[WHAT TO DO]: Repeat word for word the lines from the one holding "Read all visible" through the end, both ends included, and leave out every picture.

>> Begin RECORDS SUPPLIED

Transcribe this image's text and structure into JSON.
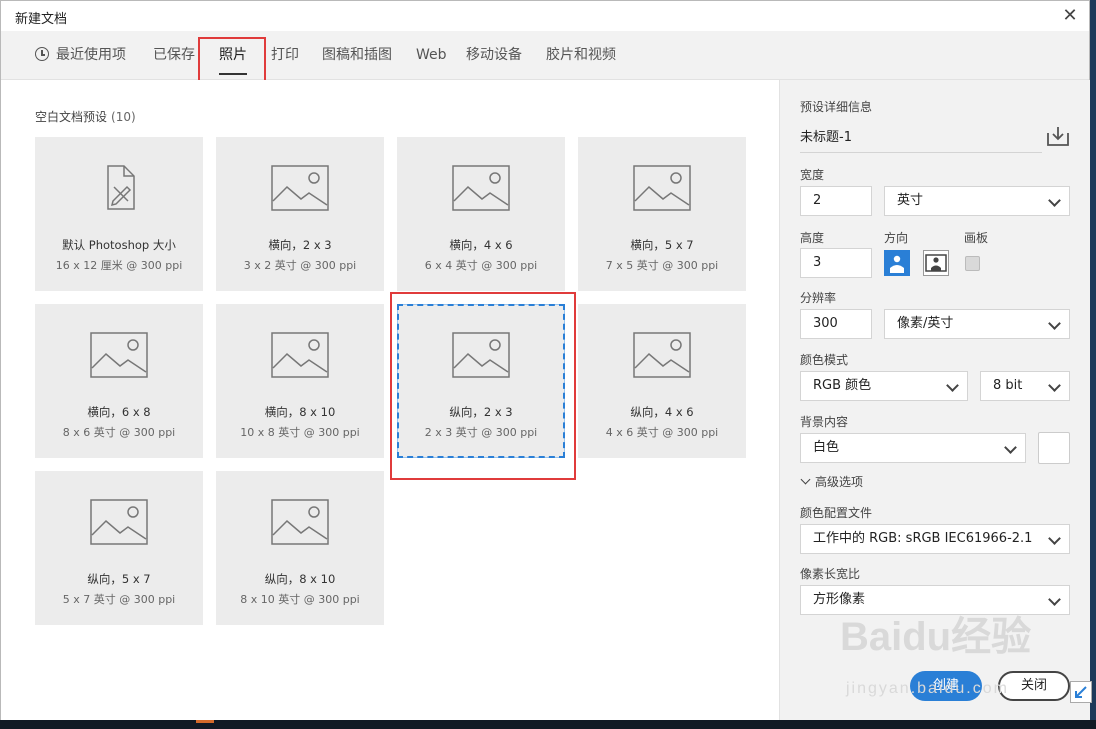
{
  "dialog": {
    "title": "新建文档",
    "close_glyph": "✕"
  },
  "tabs": [
    {
      "label": "最近使用项",
      "icon": "clock-icon"
    },
    {
      "label": "已保存"
    },
    {
      "label": "照片",
      "active": true
    },
    {
      "label": "打印"
    },
    {
      "label": "图稿和插图"
    },
    {
      "label": "Web"
    },
    {
      "label": "移动设备"
    },
    {
      "label": "胶片和视频"
    }
  ],
  "presets": {
    "section_label": "空白文档预设",
    "count": "(10)",
    "cards": [
      {
        "name": "默认 Photoshop 大小",
        "size": "16 x 12 厘米 @ 300 ppi",
        "icon": "document-pencil-icon"
      },
      {
        "name": "横向，2 x 3",
        "size": "3 x 2 英寸 @ 300 ppi",
        "icon": "landscape-image-icon"
      },
      {
        "name": "横向，4 x 6",
        "size": "6 x 4 英寸 @ 300 ppi",
        "icon": "landscape-image-icon"
      },
      {
        "name": "横向，5 x 7",
        "size": "7 x 5 英寸 @ 300 ppi",
        "icon": "landscape-image-icon"
      },
      {
        "name": "横向，6 x 8",
        "size": "8 x 6 英寸 @ 300 ppi",
        "icon": "landscape-image-icon"
      },
      {
        "name": "横向，8 x 10",
        "size": "10 x 8 英寸 @ 300 ppi",
        "icon": "landscape-image-icon"
      },
      {
        "name": "纵向，2 x 3",
        "size": "2 x 3 英寸 @ 300 ppi",
        "icon": "landscape-image-icon",
        "selected": true
      },
      {
        "name": "纵向，4 x 6",
        "size": "4 x 6 英寸 @ 300 ppi",
        "icon": "landscape-image-icon"
      },
      {
        "name": "纵向，5 x 7",
        "size": "5 x 7 英寸 @ 300 ppi",
        "icon": "landscape-image-icon"
      },
      {
        "name": "纵向，8 x 10",
        "size": "8 x 10 英寸 @ 300 ppi",
        "icon": "landscape-image-icon"
      }
    ]
  },
  "details": {
    "header": "预设详细信息",
    "doc_name": "未标题-1",
    "width_label": "宽度",
    "width_value": "2",
    "width_unit": "英寸",
    "height_label": "高度",
    "height_value": "3",
    "orientation_label": "方向",
    "artboard_label": "画板",
    "resolution_label": "分辨率",
    "resolution_value": "300",
    "resolution_unit": "像素/英寸",
    "color_mode_label": "颜色模式",
    "color_mode_value": "RGB 颜色",
    "bit_depth": "8 bit",
    "background_label": "背景内容",
    "background_value": "白色",
    "advanced_label": "高级选项",
    "profile_label": "颜色配置文件",
    "profile_value": "工作中的 RGB: sRGB IEC61966-2.1",
    "aspect_label": "像素长宽比",
    "aspect_value": "方形像素",
    "create_label": "创建",
    "close_label": "关闭"
  },
  "watermark": {
    "line1": "Baidu经验",
    "line2": "jingyan.baidu.com"
  },
  "colors": {
    "accent": "#2a7fd6",
    "highlight": "#e03b3b",
    "card_bg": "#ececec",
    "panel_bg": "#f2f2f2"
  }
}
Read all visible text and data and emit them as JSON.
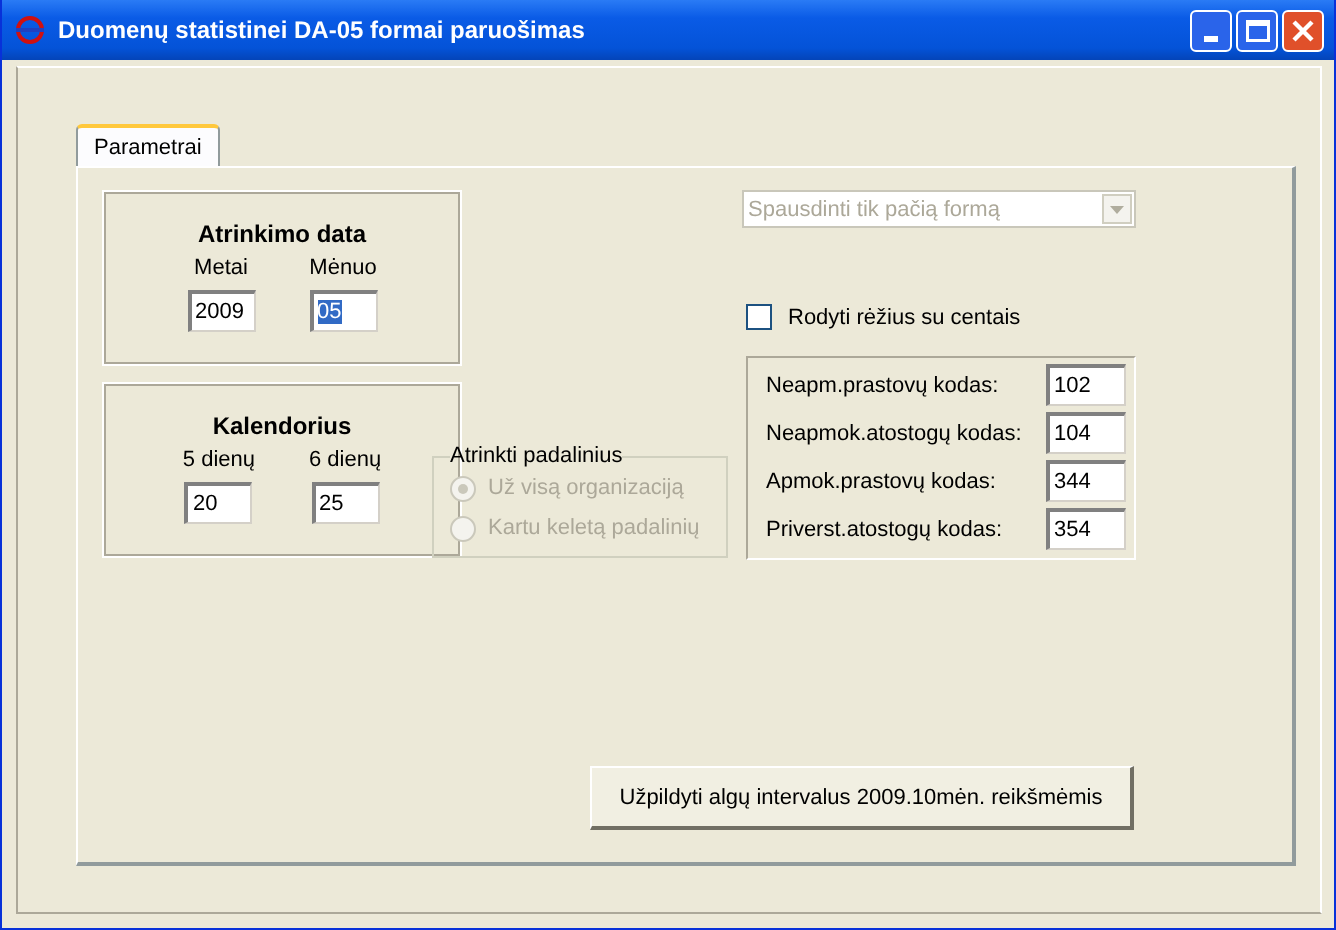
{
  "window": {
    "title": "Duomenų statistinei DA-05 formai paruošimas"
  },
  "tabs": [
    {
      "label": "Parametrai",
      "selected": true
    }
  ],
  "groups": [
    {
      "title": "Atrinkimo data",
      "fields": [
        {
          "label": "Metai",
          "value": "2009",
          "highlighted": false
        },
        {
          "label": "Mėnuo",
          "value": "05",
          "highlighted": true
        }
      ]
    },
    {
      "title": "Kalendorius",
      "fields": [
        {
          "label": "5 dienų",
          "value": "20",
          "highlighted": false
        },
        {
          "label": "6 dienų",
          "value": "25",
          "highlighted": false
        }
      ]
    }
  ],
  "division_group": {
    "title": "Atrinkti padalinius",
    "options": [
      {
        "label": "Už visą organizaciją",
        "selected": true,
        "disabled": true
      },
      {
        "label": "Kartu keletą padalinių",
        "selected": false,
        "disabled": true
      }
    ]
  },
  "print_combo": {
    "value": "Spausdinti tik pačią formą",
    "disabled": true
  },
  "cents_checkbox": {
    "label": "Rodyti rėžius su centais",
    "checked": false
  },
  "codes": [
    {
      "label": "Neapm.prastovų kodas:",
      "value": "102"
    },
    {
      "label": "Neapmok.atostogų kodas:",
      "value": "104"
    },
    {
      "label": "Apmok.prastovų kodas:",
      "value": "344"
    },
    {
      "label": "Priverst.atostogų kodas:",
      "value": "354"
    }
  ],
  "fill_button": {
    "label": "Užpildyti algų intervalus 2009.10mėn. reikšmėmis"
  }
}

>> End RECORDS SUPPLIED

[ANSWER TO THIS EXERCISE]:
Read all visible text and data and emit them as JSON.
{
  "window": {
    "title": "Duomenų statistinei DA-05 formai paruošimas"
  },
  "tabs": [
    {
      "label": "Parametrai",
      "selected": true
    }
  ],
  "groups": [
    {
      "title": "Atrinkimo data",
      "fields": [
        {
          "label": "Metai",
          "value": "2009",
          "highlighted": false
        },
        {
          "label": "Mėnuo",
          "value": "05",
          "highlighted": true
        }
      ]
    },
    {
      "title": "Kalendorius",
      "fields": [
        {
          "label": "5 dienų",
          "value": "20",
          "highlighted": false
        },
        {
          "label": "6 dienų",
          "value": "25",
          "highlighted": false
        }
      ]
    }
  ],
  "division_group": {
    "title": "Atrinkti padalinius",
    "options": [
      {
        "label": "Už visą organizaciją",
        "selected": true,
        "disabled": true
      },
      {
        "label": "Kartu keletą padalinių",
        "selected": false,
        "disabled": true
      }
    ]
  },
  "print_combo": {
    "value": "Spausdinti tik pačią formą",
    "disabled": true
  },
  "cents_checkbox": {
    "label": "Rodyti rėžius su centais",
    "checked": false
  },
  "codes": [
    {
      "label": "Neapm.prastovų kodas:",
      "value": "102"
    },
    {
      "label": "Neapmok.atostogų kodas:",
      "value": "104"
    },
    {
      "label": "Apmok.prastovų kodas:",
      "value": "344"
    },
    {
      "label": "Priverst.atostogų kodas:",
      "value": "354"
    }
  ],
  "fill_button": {
    "label": "Užpildyti algų intervalus 2009.10mėn. reikšmėmis"
  }
}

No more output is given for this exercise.